(A run of records)

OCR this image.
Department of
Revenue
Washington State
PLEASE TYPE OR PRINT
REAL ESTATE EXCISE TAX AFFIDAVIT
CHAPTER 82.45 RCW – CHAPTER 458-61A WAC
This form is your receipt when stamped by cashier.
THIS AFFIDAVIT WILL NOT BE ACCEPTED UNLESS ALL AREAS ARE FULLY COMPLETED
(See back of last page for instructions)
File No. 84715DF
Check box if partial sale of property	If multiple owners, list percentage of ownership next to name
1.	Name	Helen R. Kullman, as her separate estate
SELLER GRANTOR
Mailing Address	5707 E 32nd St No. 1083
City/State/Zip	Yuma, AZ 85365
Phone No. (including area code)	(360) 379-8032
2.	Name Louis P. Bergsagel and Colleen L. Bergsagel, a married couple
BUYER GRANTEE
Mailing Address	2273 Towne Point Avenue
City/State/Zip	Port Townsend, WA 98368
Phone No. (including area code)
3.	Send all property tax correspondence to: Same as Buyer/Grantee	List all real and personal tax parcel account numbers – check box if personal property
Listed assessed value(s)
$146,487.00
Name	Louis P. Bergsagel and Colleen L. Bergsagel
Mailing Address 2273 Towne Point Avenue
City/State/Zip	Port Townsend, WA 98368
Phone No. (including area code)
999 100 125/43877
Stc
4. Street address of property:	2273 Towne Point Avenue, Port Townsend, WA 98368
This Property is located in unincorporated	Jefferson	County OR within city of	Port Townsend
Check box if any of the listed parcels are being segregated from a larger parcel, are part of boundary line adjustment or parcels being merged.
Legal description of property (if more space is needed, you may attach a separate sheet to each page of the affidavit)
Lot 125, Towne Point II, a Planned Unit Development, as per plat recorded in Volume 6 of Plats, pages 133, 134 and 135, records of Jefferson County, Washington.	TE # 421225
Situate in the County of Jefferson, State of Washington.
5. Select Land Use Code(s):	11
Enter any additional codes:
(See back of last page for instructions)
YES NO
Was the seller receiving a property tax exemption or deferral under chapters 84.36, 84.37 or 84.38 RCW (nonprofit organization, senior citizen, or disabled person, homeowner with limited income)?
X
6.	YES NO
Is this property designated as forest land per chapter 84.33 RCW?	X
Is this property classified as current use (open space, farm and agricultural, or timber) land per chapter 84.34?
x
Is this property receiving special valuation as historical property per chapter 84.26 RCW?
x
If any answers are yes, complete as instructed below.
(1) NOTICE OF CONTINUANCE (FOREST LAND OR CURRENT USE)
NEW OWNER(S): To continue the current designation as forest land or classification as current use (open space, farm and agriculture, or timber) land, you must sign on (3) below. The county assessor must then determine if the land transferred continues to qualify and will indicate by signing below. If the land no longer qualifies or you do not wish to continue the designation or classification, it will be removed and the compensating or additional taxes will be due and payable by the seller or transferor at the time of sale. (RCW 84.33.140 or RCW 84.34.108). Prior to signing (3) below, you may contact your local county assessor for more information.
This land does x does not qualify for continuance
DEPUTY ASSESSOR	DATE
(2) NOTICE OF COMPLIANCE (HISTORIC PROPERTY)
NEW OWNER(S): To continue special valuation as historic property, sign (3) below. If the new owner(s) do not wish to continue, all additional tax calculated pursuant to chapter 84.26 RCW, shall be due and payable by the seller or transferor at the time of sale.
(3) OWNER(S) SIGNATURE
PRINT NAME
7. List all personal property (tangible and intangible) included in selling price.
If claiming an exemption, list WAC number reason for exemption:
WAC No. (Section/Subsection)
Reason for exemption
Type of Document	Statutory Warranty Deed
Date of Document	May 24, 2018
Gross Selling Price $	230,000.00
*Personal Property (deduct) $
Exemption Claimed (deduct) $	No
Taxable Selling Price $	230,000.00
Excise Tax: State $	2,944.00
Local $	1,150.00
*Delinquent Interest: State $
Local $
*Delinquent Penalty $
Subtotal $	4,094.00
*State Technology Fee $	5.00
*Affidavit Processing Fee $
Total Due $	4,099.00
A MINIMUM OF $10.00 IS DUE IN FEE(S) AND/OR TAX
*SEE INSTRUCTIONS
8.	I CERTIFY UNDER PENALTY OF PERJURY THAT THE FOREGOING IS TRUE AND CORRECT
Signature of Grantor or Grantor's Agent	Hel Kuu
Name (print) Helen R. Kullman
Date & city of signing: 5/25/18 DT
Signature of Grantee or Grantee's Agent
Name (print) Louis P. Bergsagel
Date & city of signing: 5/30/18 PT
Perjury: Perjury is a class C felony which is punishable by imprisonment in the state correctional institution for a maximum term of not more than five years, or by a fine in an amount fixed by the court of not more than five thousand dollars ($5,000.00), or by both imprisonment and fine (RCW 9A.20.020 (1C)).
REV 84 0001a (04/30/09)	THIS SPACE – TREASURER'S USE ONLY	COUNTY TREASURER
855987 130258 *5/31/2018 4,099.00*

[WHAT IS REQUIRED]:
Reproduce the full listing exactly.

[REPLY]:
OCR this image.
Department of
Revenue
Washington State
PLEASE TYPE OR PRINT
REAL ESTATE EXCISE TAX AFFIDAVIT
CHAPTER 82.45 RCW – CHAPTER 458-61A WAC
This form is your receipt when stamped by cashier.
THIS AFFIDAVIT WILL NOT BE ACCEPTED UNLESS ALL AREAS ARE FULLY COMPLETED
(See back of last page for instructions)
File No. 84715DF
Check box if partial sale of property	If multiple owners, list percentage of ownership next to name
1.	Name	Helen R. Kullman, as her separate estate
SELLER GRANTOR
Mailing Address	5707 E 32nd St No. 1083
City/State/Zip	Yuma, AZ 85365
Phone No. (including area code)	(360) 379-8032
2.	Name Louis P. Bergsagel and Colleen L. Bergsagel, a married couple
BUYER GRANTEE
Mailing Address	2273 Towne Point Avenue
City/State/Zip	Port Townsend, WA 98368
Phone No. (including area code)
3.	Send all property tax correspondence to: Same as Buyer/Grantee	List all real and personal tax parcel account numbers – check box if personal property
Listed assessed value(s)
$146,487.00
Name	Louis P. Bergsagel and Colleen L. Bergsagel
Mailing Address 2273 Towne Point Avenue
City/State/Zip	Port Townsend, WA 98368
Phone No. (including area code)
999 100 125/43877
Stc
4. Street address of property:	2273 Towne Point Avenue, Port Townsend, WA 98368
This Property is located in unincorporated	Jefferson	County OR within city of	Port Townsend
Check box if any of the listed parcels are being segregated from a larger parcel, are part of boundary line adjustment or parcels being merged.
Legal description of property (if more space is needed, you may attach a separate sheet to each page of the affidavit)
Lot 125, Towne Point II, a Planned Unit Development, as per plat recorded in Volume 6 of Plats, pages 133, 134 and 135, records of Jefferson County, Washington.	TE # 421225
Situate in the County of Jefferson, State of Washington.
5. Select Land Use Code(s):	11
Enter any additional codes:
(See back of last page for instructions)
YES NO
Was the seller receiving a property tax exemption or deferral under chapters 84.36, 84.37 or 84.38 RCW (nonprofit organization, senior citizen, or disabled person, homeowner with limited income)?
X
6.	YES NO
Is this property designated as forest land per chapter 84.33 RCW?	X
Is this property classified as current use (open space, farm and agricultural, or timber) land per chapter 84.34?
x
Is this property receiving special valuation as historical property per chapter 84.26 RCW?
x
If any answers are yes, complete as instructed below.
(1) NOTICE OF CONTINUANCE (FOREST LAND OR CURRENT USE)
NEW OWNER(S): To continue the current designation as forest land or classification as current use (open space, farm and agriculture, or timber) land, you must sign on (3) below. The county assessor must then determine if the land transferred continues to qualify and will indicate by signing below. If the land no longer qualifies or you do not wish to continue the designation or classification, it will be removed and the compensating or additional taxes will be due and payable by the seller or transferor at the time of sale. (RCW 84.33.140 or RCW 84.34.108). Prior to signing (3) below, you may contact your local county assessor for more information.
This land does x does not qualify for continuance
DEPUTY ASSESSOR	DATE
(2) NOTICE OF COMPLIANCE (HISTORIC PROPERTY)
NEW OWNER(S): To continue special valuation as historic property, sign (3) below. If the new owner(s) do not wish to continue, all additional tax calculated pursuant to chapter 84.26 RCW, shall be due and payable by the seller or transferor at the time of sale.
(3) OWNER(S) SIGNATURE
PRINT NAME
7. List all personal property (tangible and intangible) included in selling price.
If claiming an exemption, list WAC number reason for exemption:
WAC No. (Section/Subsection)
Reason for exemption
Type of Document	Statutory Warranty Deed
Date of Document	May 24, 2018
Gross Selling Price $	230,000.00
*Personal Property (deduct) $
Exemption Claimed (deduct) $	No
Taxable Selling Price $	230,000.00
Excise Tax: State $	2,944.00
Local $	1,150.00
*Delinquent Interest: State $
Local $
*Delinquent Penalty $
Subtotal $	4,094.00
*State Technology Fee $	5.00
*Affidavit Processing Fee $
Total Due $	4,099.00
A MINIMUM OF $10.00 IS DUE IN FEE(S) AND/OR TAX
*SEE INSTRUCTIONS
8.	I CERTIFY UNDER PENALTY OF PERJURY THAT THE FOREGOING IS TRUE AND CORRECT
Signature of Grantor or Grantor's Agent	Hel Kuu
Name (print) Helen R. Kullman
Date & city of signing: 5/25/18 DT
Signature of Grantee or Grantee's Agent
Name (print) Louis P. Bergsagel
Date & city of signing: 5/30/18 PT
Perjury: Perjury is a class C felony which is punishable by imprisonment in the state correctional institution for a maximum term of not more than five years, or by a fine in an amount fixed by the court of not more than five thousand dollars ($5,000.00), or by both imprisonment and fine (RCW 9A.20.020 (1C)).
REV 84 0001a (04/30/09)	THIS SPACE – TREASURER'S USE ONLY	COUNTY TREASURER
855987 130258 *5/31/2018 4,099.00*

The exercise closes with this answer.